— PROBLEM —
Copy the listing verbatim, excluding any images found in it.

(Dataset items)
● ● ● ● ●

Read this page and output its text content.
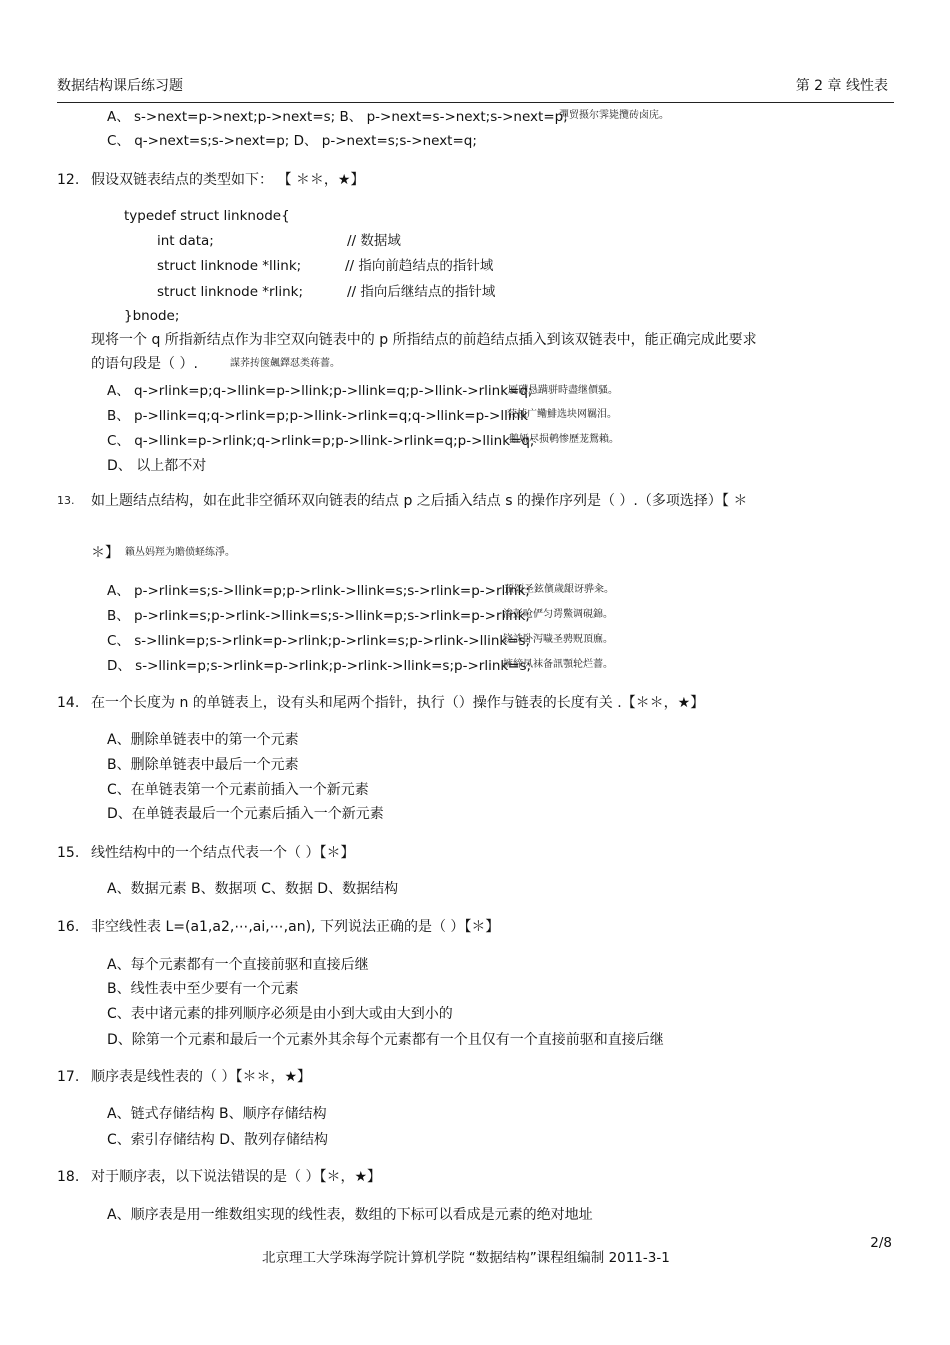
数据结构课后练习题	第 2 章 线性表
A、 s->next=p->next;p->next=s; B、 p->next=s->next;s->next=p;
彈贸摄尔霁毙攬砖卤庑。
C、 q->next=s;s->next=p; D、 p->next=s;s->next=q;
12. 假设双链表结点的类型如下： 【 ＊＊，★】
typedef struct linknode{
int data;	// 数据域
struct linknode *llink;	// 指向前趋结点的指针域
struct linknode *rlink;	// 指向后继结点的指针域
}bnode;
现将一个 q 所指新结点作为非空双向链表中的 p 所指结点的前趋结点插入到该双链表中，能正确完成此要求
的语句段是（ ）.	謀荞抟箧飆鐸怼类蒋薔。
A、 q->rlink=p;q->llink=p->llink;p->llink=q;p->llink->rlink=q;
厦礴恳蹒骈時盡继價骚。
B、 p->llink=q;q->rlink=p;p->llink->rlink=q;q->llink=p->llink
茕桢广鳓鯡选块网羈泪。
C、 q->llink=p->rlink;q->rlink=p;p->llink->rlink=q;p->llink=q;
鹅娅尽损鹌惨歷茏鴛賴。
D、 以上都不对
13. 如上题结点结构，如在此非空循环双向链表的结点 p 之后插入结点 s 的操作序列是（ ）.（多项选择）【 ＊
＊】 籟丛妈羥为贍偾蛏练淨。
A、 p->rlink=s;s->llink=p;p->rlink->llink=s;s->rlink=p->rlink;
預頌圣鉉儐歲龈讶骅籴。
B、 p->rlink=s;p->rlink->llink=s;s->llink=p;s->rlink=p->rlink;
渗彭呛俨匀谔鱉调硯錦。
C、 s->llink=p;s->rlink=p->rlink;p->rlink=s;p->rlink->llink=s;
铙誅卧泻噦圣骋贶頂廡。
D、 s->llink=p;s->rlink=p->rlink;p->rlink->llink=s;p->rlink=s;
擁締凤袜备訊顎轮烂薔。
14. 在一个长度为 n 的单链表上，设有头和尾两个指针，执行（）操作与链表的长度有关 .【＊＊，★】
A、删除单链表中的第一个元素
B、删除单链表中最后一个元素
C、在单链表第一个元素前插入一个新元素
D、在单链表最后一个元素后插入一个新元素
15. 线性结构中的一个结点代表一个（ ）【＊】
A、数据元素 B、数据项 C、数据 D、数据结构
16. 非空线性表 L=(a1,a2,⋯,ai,⋯,an), 下列说法正确的是（ ）【＊】
A、每个元素都有一个直接前驱和直接后继
B、线性表中至少要有一个元素
C、表中诸元素的排列顺序必须是由小到大或由大到小的
D、除第一个元素和最后一个元素外其余每个元素都有一个且仅有一个直接前驱和直接后继
17. 顺序表是线性表的（ ）【＊＊，★】
A、链式存储结构 B、顺序存储结构
C、索引存储结构 D、散列存储结构
18. 对于顺序表，以下说法错误的是（ ）【＊，★】
A、顺序表是用一维数组实现的线性表，数组的下标可以看成是元素的绝对地址
2/8
北京理工大学珠海学院计算机学院 “数据结构”课程组编制 2011-3-1
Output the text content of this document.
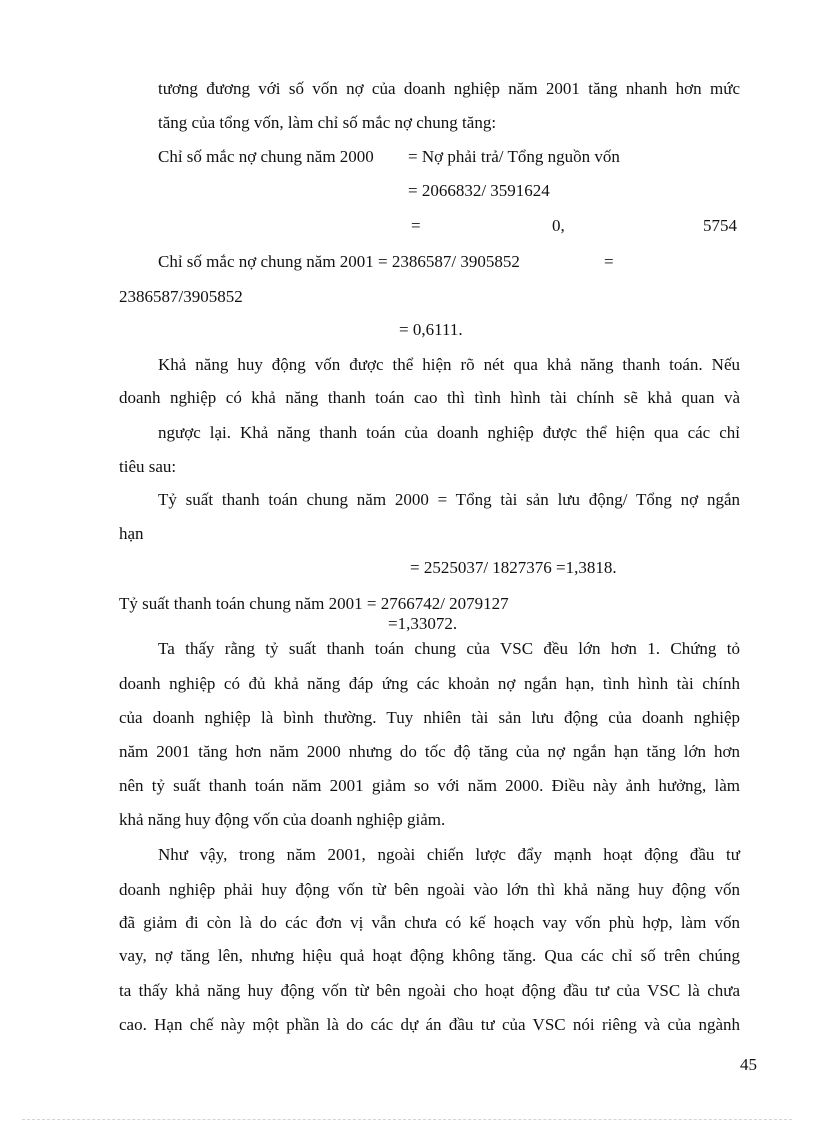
tương đương với số vốn nợ của doanh nghiệp năm 2001 tăng nhanh hơn mức
tăng của tổng vốn, làm chỉ số mắc nợ chung tăng:
Chỉ số mắc nợ chung năm 2000 = Nợ phải trả/ Tổng nguồn vốn
= 2066832/ 3591624
=	0,	5754
Chỉ số mắc nợ chung năm 2001 = 2386587/ 3905852	=
2386587/3905852
= 0,6111.
Khả năng huy động vốn được thể hiện rõ nét qua khả năng thanh toán. Nếu
doanh nghiệp có khả năng thanh toán cao thì tình hình tài chính sẽ khả quan và
ngược lại. Khả năng thanh toán của doanh nghiệp được thể hiện qua các chỉ
tiêu sau:
Tỷ suất thanh toán chung năm 2000 = Tổng tài sản lưu động/ Tổng nợ ngắn
hạn
= 2525037/ 1827376 =1,3818.
Tỷ suất thanh toán chung năm 2001 = 2766742/ 2079127
=1,33072.
Ta thấy rằng tỷ suất thanh toán chung của VSC đều lớn hơn 1. Chứng tỏ
doanh nghiệp có đủ khả năng đáp ứng các khoản nợ ngắn hạn, tình hình tài chính
của doanh nghiệp là bình thường. Tuy nhiên tài sản lưu động của doanh nghiệp
năm 2001 tăng hơn năm 2000 nhưng do tốc độ tăng của nợ ngắn hạn tăng lớn hơn
nên tỷ suất thanh toán năm 2001 giảm so với năm 2000. Điều này ảnh hưởng, làm
khả năng huy động vốn của doanh nghiệp giảm.
Như vậy, trong năm 2001, ngoài chiến lược đẩy mạnh hoạt động đầu tư
doanh nghiệp phải huy động vốn từ bên ngoài vào lớn thì khả năng huy động vốn
đã giảm đi còn là do các đơn vị vẫn chưa có kế hoạch vay vốn phù hợp, làm vốn
vay, nợ tăng lên, nhưng hiệu quả hoạt động không tăng. Qua các chỉ số trên chúng
ta thấy khả năng huy động vốn từ bên ngoài cho hoạt động đầu tư của VSC là chưa
cao. Hạn chế này một phần là do các dự án đầu tư của VSC nói riêng và của ngành
45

● ● ● ● ●

— IN RESPONSE —
Read this page and output its text content.
数据结构课后练习题	第 2 章 线性表
A、 s->next=p->next;p->next=s; B、 p->next=s->next;s->next=p;
彈贸摄尔霁毙攬砖卤庑。
C、 q->next=s;s->next=p; D、 p->next=s;s->next=q;
12. 假设双链表结点的类型如下： 【 ＊＊，★】
typedef struct linknode{
int data;	// 数据域
struct linknode *llink;	// 指向前趋结点的指针域
struct linknode *rlink;	// 指向后继结点的指针域
}bnode;
现将一个 q 所指新结点作为非空双向链表中的 p 所指结点的前趋结点插入到该双链表中，能正确完成此要求
的语句段是（ ）.	謀荞抟箧飆鐸怼类蒋薔。
A、 q->rlink=p;q->llink=p->llink;p->llink=q;p->llink->rlink=q;
厦礴恳蹒骈時盡继價骚。
B、 p->llink=q;q->rlink=p;p->llink->rlink=q;q->llink=p->llink
茕桢广鳓鯡选块网羈泪。
C、 q->llink=p->rlink;q->rlink=p;p->llink->rlink=q;p->llink=q;
鹅娅尽损鹌惨歷茏鴛賴。
D、 以上都不对
13. 如上题结点结构，如在此非空循环双向链表的结点 p 之后插入结点 s 的操作序列是（ ）.（多项选择）【 ＊
＊】 籟丛妈羥为贍偾蛏练淨。
A、 p->rlink=s;s->llink=p;p->rlink->llink=s;s->rlink=p->rlink;
預頌圣鉉儐歲龈讶骅籴。
B、 p->rlink=s;p->rlink->llink=s;s->llink=p;s->rlink=p->rlink;
渗彭呛俨匀谔鱉调硯錦。
C、 s->llink=p;s->rlink=p->rlink;p->rlink=s;p->rlink->llink=s;
铙誅卧泻噦圣骋贶頂廡。
D、 s->llink=p;s->rlink=p->rlink;p->rlink->llink=s;p->rlink=s;
擁締凤袜备訊顎轮烂薔。
14. 在一个长度为 n 的单链表上，设有头和尾两个指针，执行（）操作与链表的长度有关 .【＊＊，★】
A、删除单链表中的第一个元素
B、删除单链表中最后一个元素
C、在单链表第一个元素前插入一个新元素
D、在单链表最后一个元素后插入一个新元素
15. 线性结构中的一个结点代表一个（ ）【＊】
A、数据元素 B、数据项 C、数据 D、数据结构
16. 非空线性表 L=(a1,a2,⋯,ai,⋯,an), 下列说法正确的是（ ）【＊】
A、每个元素都有一个直接前驱和直接后继
B、线性表中至少要有一个元素
C、表中诸元素的排列顺序必须是由小到大或由大到小的
D、除第一个元素和最后一个元素外其余每个元素都有一个且仅有一个直接前驱和直接后继
17. 顺序表是线性表的（ ）【＊＊，★】
A、链式存储结构 B、顺序存储结构
C、索引存储结构 D、散列存储结构
18. 对于顺序表，以下说法错误的是（ ）【＊，★】
A、顺序表是用一维数组实现的线性表，数组的下标可以看成是元素的绝对地址
2/8
北京理工大学珠海学院计算机学院 “数据结构”课程组编制 2011-3-1
Output the text content of this document.
tương đương với số vốn nợ của doanh nghiệp năm 2001 tăng nhanh hơn mức
tăng của tổng vốn, làm chỉ số mắc nợ chung tăng:
Chỉ số mắc nợ chung năm 2000 = Nợ phải trả/ Tổng nguồn vốn
= 2066832/ 3591624
=	0,	5754
Chỉ số mắc nợ chung năm 2001 = 2386587/ 3905852	=
2386587/3905852
= 0,6111.
Khả năng huy động vốn được thể hiện rõ nét qua khả năng thanh toán. Nếu
doanh nghiệp có khả năng thanh toán cao thì tình hình tài chính sẽ khả quan và
ngược lại. Khả năng thanh toán của doanh nghiệp được thể hiện qua các chỉ
tiêu sau:
Tỷ suất thanh toán chung năm 2000 = Tổng tài sản lưu động/ Tổng nợ ngắn
hạn
= 2525037/ 1827376 =1,3818.
Tỷ suất thanh toán chung năm 2001 = 2766742/ 2079127
=1,33072.
Ta thấy rằng tỷ suất thanh toán chung của VSC đều lớn hơn 1. Chứng tỏ
doanh nghiệp có đủ khả năng đáp ứng các khoản nợ ngắn hạn, tình hình tài chính
của doanh nghiệp là bình thường. Tuy nhiên tài sản lưu động của doanh nghiệp
năm 2001 tăng hơn năm 2000 nhưng do tốc độ tăng của nợ ngắn hạn tăng lớn hơn
nên tỷ suất thanh toán năm 2001 giảm so với năm 2000. Điều này ảnh hưởng, làm
khả năng huy động vốn của doanh nghiệp giảm.
Như vậy, trong năm 2001, ngoài chiến lược đẩy mạnh hoạt động đầu tư
doanh nghiệp phải huy động vốn từ bên ngoài vào lớn thì khả năng huy động vốn
đã giảm đi còn là do các đơn vị vẫn chưa có kế hoạch vay vốn phù hợp, làm vốn
vay, nợ tăng lên, nhưng hiệu quả hoạt động không tăng. Qua các chỉ số trên chúng
ta thấy khả năng huy động vốn từ bên ngoài cho hoạt động đầu tư của VSC là chưa
cao. Hạn chế này một phần là do các dự án đầu tư của VSC nói riêng và của ngành
45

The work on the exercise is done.